Text passage:
++++++++++++++++++++

American Eagle Pilots Union Leaders Reject Deal

Rejection could jeopardize airline's future since the union has said company negotiaters stated numerous times that the regional carrier will be downsized until 'it is small enough to liquidate.'


Feb. 13--Leaders of the American Eagle pilots union on Wednesday rejected a recent contract agreement reached by negotiators for the airline and the Air Line Pilots Association, meaning it will not be sent to 3,000 Eagle pilots for a vote.

The contract rejection could jeopardize the future of American Eagle as the union said company negotiaters stated numerous times that the regional carrier will be downsized until "it is small enough to liquidate."

During a meeting at Dallas/Fort Worth Airport's Grand Hyatt hotel Wednesday, the union's master executive council voted against the 10-year deal, which would have given the regional carrier, owned by American Airlines Group, new Embraer 175 jets in return for concessions.

"The pilots negotiated and signed a concessionary agreement during the recent bankruptcy, and management asked us soon after AAG exited bankruptcy for additional, significant concessions," union Chairman William Sprague said in a memo sent to pilots Wednesday evening. "Our pilots decided they were not willing to work for less than the company is already paying our peers."

The union said it will help pilots find placement at other airlines and will ask management for the timetable for the possible liquidation of American Eagle.

++++++++++++++++++++

Tasks to complete:
a. In the rows below, reproduce every line verbatim, starting with the one containing "colorbar-label: -0.4 [427, 25, 448, 36]" and going on through the one containing "lat-lon-grid [7, 33, 735, 591]".
b. Carry on the news article about the American Eagle pilots union rejecting the contract deal, picking up after its final sentence.

++++++++++++++++++++

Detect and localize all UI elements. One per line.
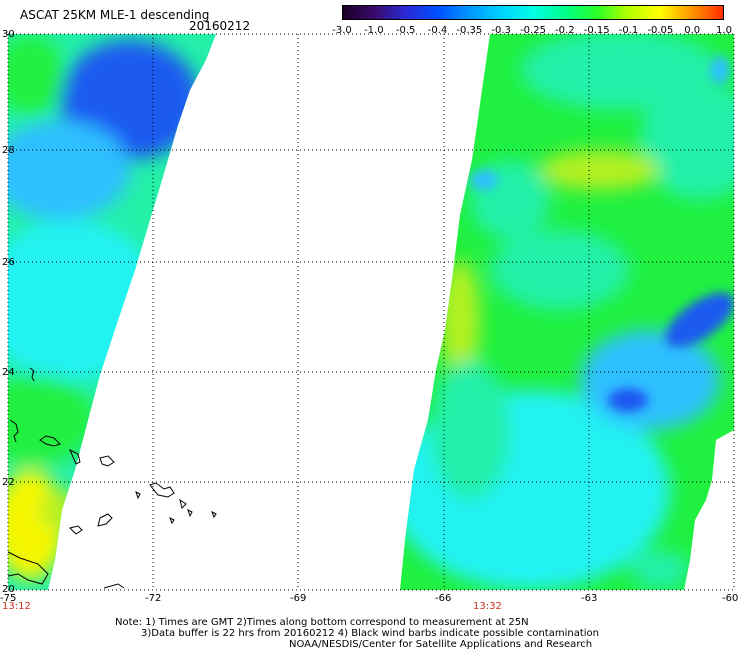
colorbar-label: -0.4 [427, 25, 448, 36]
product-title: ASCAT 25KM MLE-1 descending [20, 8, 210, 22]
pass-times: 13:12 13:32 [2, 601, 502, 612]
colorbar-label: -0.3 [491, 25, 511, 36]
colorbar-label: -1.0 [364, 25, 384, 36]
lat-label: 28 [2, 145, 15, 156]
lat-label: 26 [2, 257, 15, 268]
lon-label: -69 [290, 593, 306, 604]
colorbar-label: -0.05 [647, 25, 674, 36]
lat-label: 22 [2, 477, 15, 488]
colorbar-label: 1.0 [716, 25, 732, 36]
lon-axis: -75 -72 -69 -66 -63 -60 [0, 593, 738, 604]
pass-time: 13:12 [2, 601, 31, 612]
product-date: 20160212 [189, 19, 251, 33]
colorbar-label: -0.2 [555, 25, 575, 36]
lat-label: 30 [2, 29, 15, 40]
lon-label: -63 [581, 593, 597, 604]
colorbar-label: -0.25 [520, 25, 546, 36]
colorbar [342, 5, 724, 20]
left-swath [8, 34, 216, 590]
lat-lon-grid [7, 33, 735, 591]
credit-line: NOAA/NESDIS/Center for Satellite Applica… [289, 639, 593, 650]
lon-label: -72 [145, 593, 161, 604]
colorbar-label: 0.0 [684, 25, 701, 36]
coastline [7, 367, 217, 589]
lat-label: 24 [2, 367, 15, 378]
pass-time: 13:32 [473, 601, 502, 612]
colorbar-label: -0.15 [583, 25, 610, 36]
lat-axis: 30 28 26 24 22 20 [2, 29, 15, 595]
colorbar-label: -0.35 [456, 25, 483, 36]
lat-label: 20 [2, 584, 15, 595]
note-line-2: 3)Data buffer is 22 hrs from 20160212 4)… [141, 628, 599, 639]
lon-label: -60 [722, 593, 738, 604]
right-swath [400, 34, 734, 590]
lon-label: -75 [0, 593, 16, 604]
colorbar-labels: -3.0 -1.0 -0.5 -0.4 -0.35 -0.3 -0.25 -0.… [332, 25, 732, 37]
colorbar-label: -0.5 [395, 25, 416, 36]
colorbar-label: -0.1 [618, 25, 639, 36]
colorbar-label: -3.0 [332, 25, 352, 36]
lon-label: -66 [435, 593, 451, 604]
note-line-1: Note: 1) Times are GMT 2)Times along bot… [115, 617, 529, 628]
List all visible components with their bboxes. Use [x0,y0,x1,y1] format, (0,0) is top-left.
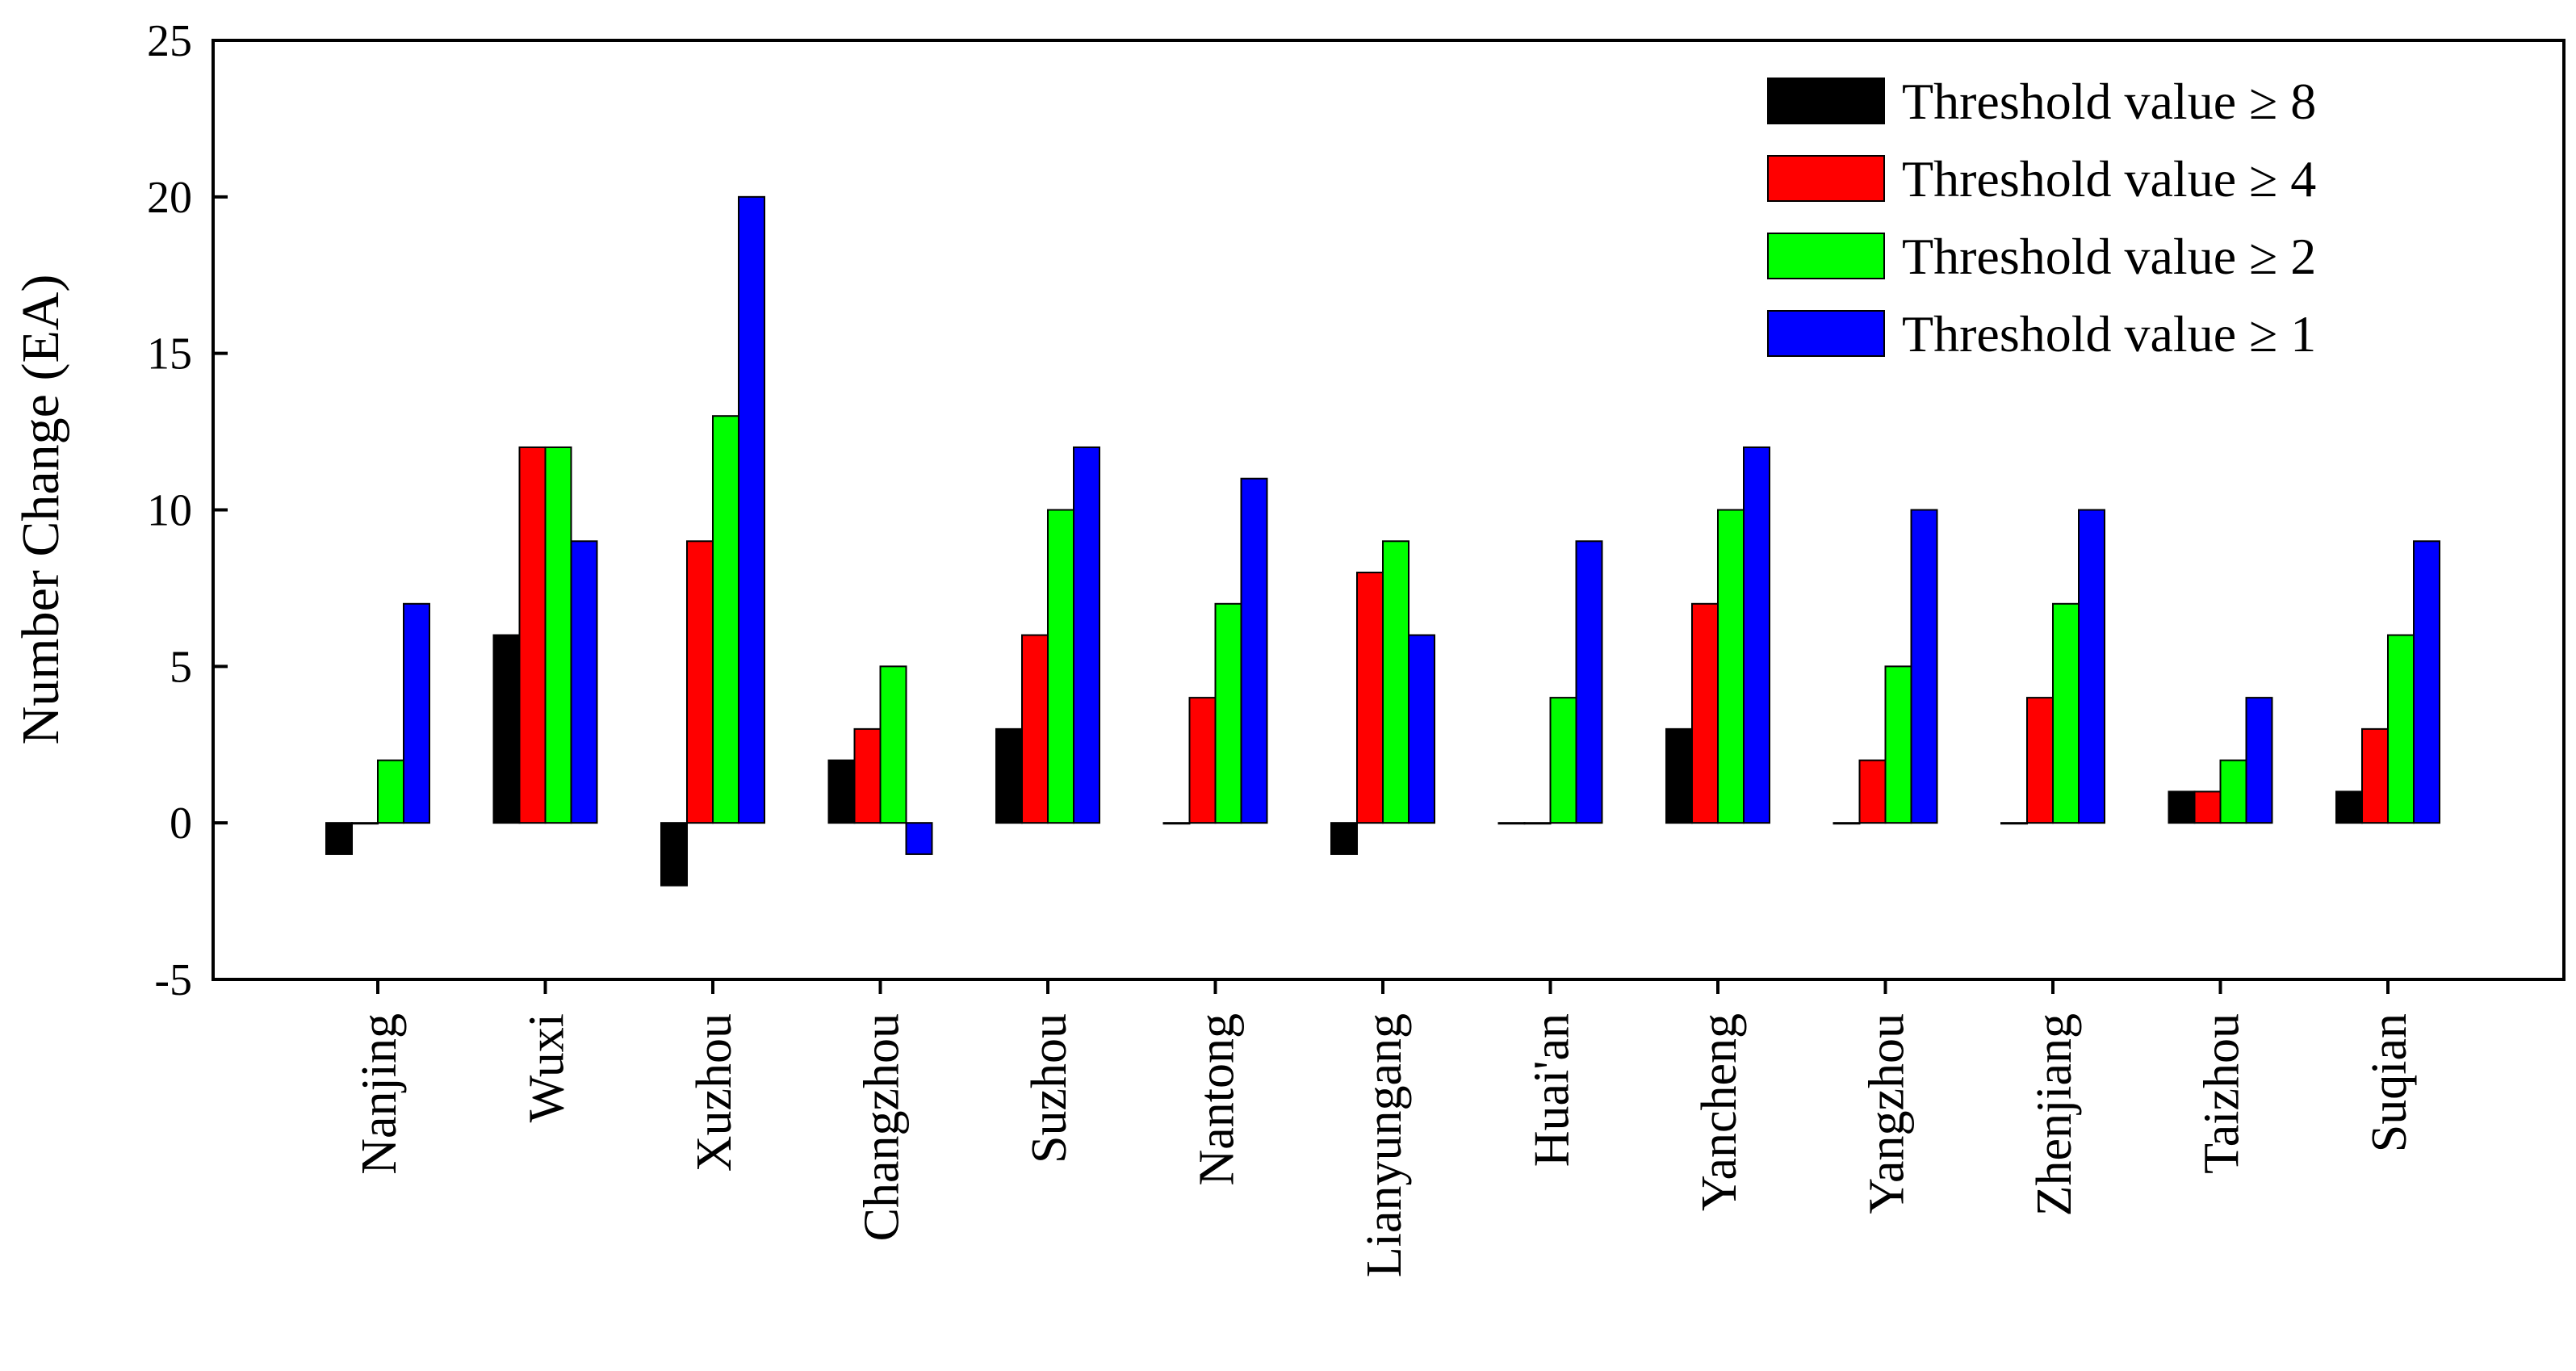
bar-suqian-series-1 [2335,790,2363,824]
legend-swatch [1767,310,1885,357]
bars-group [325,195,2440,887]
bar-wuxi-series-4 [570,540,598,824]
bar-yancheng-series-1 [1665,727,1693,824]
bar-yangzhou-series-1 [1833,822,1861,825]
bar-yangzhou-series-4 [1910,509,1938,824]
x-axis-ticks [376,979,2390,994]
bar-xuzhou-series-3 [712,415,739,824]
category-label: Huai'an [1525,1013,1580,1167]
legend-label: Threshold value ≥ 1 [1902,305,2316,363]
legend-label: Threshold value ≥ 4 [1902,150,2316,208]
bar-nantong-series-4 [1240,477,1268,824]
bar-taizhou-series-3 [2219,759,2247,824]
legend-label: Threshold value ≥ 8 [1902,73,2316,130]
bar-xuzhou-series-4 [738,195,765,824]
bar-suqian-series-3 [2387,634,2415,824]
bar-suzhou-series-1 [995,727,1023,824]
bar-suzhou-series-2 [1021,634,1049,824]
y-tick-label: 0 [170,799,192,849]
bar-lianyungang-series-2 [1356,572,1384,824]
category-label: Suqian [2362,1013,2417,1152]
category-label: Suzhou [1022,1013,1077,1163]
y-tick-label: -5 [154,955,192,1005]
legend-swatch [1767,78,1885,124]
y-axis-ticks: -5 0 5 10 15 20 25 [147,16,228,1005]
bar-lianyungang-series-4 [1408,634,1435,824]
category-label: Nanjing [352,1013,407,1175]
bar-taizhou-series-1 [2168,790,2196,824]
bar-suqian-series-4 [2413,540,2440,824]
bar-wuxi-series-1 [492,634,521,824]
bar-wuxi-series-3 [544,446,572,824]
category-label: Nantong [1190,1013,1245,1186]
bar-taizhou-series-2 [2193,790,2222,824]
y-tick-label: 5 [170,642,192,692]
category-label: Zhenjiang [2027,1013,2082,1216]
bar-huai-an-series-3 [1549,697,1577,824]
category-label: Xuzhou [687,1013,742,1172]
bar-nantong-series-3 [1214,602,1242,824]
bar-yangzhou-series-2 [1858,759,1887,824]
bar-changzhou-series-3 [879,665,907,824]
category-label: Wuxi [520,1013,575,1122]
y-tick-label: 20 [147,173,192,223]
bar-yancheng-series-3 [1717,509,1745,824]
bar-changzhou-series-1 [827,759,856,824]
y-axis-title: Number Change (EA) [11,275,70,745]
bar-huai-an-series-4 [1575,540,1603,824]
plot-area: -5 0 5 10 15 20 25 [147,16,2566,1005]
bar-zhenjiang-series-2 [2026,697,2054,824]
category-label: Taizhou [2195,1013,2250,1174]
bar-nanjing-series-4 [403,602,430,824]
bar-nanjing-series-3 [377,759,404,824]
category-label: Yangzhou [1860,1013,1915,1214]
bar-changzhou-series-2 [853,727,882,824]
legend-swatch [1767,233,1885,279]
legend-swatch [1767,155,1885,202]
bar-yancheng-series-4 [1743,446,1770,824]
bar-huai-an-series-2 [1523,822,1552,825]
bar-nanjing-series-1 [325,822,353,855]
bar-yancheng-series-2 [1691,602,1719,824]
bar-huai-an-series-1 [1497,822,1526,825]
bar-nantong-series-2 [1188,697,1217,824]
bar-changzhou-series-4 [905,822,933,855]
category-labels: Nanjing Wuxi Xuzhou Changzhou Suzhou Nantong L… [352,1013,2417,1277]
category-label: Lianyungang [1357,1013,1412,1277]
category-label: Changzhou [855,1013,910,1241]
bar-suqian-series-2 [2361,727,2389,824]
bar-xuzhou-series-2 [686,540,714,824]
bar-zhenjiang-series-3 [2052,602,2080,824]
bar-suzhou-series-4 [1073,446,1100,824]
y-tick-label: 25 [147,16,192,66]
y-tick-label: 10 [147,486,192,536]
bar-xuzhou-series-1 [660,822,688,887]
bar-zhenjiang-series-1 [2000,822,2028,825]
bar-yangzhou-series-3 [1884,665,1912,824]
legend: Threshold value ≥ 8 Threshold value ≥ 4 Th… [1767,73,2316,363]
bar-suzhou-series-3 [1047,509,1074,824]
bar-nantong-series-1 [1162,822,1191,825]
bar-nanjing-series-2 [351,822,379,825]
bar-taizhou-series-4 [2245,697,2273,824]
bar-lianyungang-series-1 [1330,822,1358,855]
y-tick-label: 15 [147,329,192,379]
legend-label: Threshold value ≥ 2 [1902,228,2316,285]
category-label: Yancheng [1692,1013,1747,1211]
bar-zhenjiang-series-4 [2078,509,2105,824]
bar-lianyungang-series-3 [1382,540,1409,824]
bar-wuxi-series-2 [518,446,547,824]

++++++++++++++++++++

The answers:
a.
colorbar-label: -0.4 [427, 25, 448, 36]
product-title: ASCAT 25KM MLE-1 descending [20, 8, 210, 22]
pass-times: 13:12 13:32 [2, 601, 502, 612]
colorbar-label: -0.3 [491, 25, 511, 36]
colorbar-label: -1.0 [364, 25, 384, 36]
lat-label: 28 [2, 145, 15, 156]
lat-label: 26 [2, 257, 15, 268]
lon-label: -69 [290, 593, 306, 604]
colorbar-label: -0.05 [647, 25, 674, 36]
lat-label: 22 [2, 477, 15, 488]
colorbar-label: 1.0 [716, 25, 732, 36]
lon-axis: -75 -72 -69 -66 -63 -60 [0, 593, 738, 604]
pass-time: 13:12 [2, 601, 31, 612]
product-date: 20160212 [189, 19, 251, 33]
colorbar-label: -0.2 [555, 25, 575, 36]
lat-label: 30 [2, 29, 15, 40]
lon-label: -63 [581, 593, 597, 604]
colorbar-label: -0.25 [520, 25, 546, 36]
colorbar [342, 5, 724, 20]
left-swath [8, 34, 216, 590]
lat-lon-grid [7, 33, 735, 591]

b.
Fort Worth-based American Airlines Group did not have an immediate comment. Its regional carrier is scheduled to be renamed Envoy this spring as the company moves forward with its strategy to use other third-party airlines to operate short-haul flights under the American Eagle brand.

In January, the union's negotiating committee and management reached an agreement guaranteeing that 60 of the new Embraer 175 aircraft that American Airlines Group ordered in December would be used with Eagle. In exchange for the aircraft, the pilots' pay scales would be frozen until 2018 and profit-sharing would be eliminated.

The deal included options for 90 other aircraft to be operated by the regional carrier. The company also agreed to hire more Eagle pilots at American Airlines' mainline operations, with up to 50 percent of each pilot hiring class consisting of Eagle pilots.

Although pilots would receive 1 percent pay increases starting in 2018, the captain pay scale would be capped at 12 years of service, and the first-officer pay scale capped at four years of service.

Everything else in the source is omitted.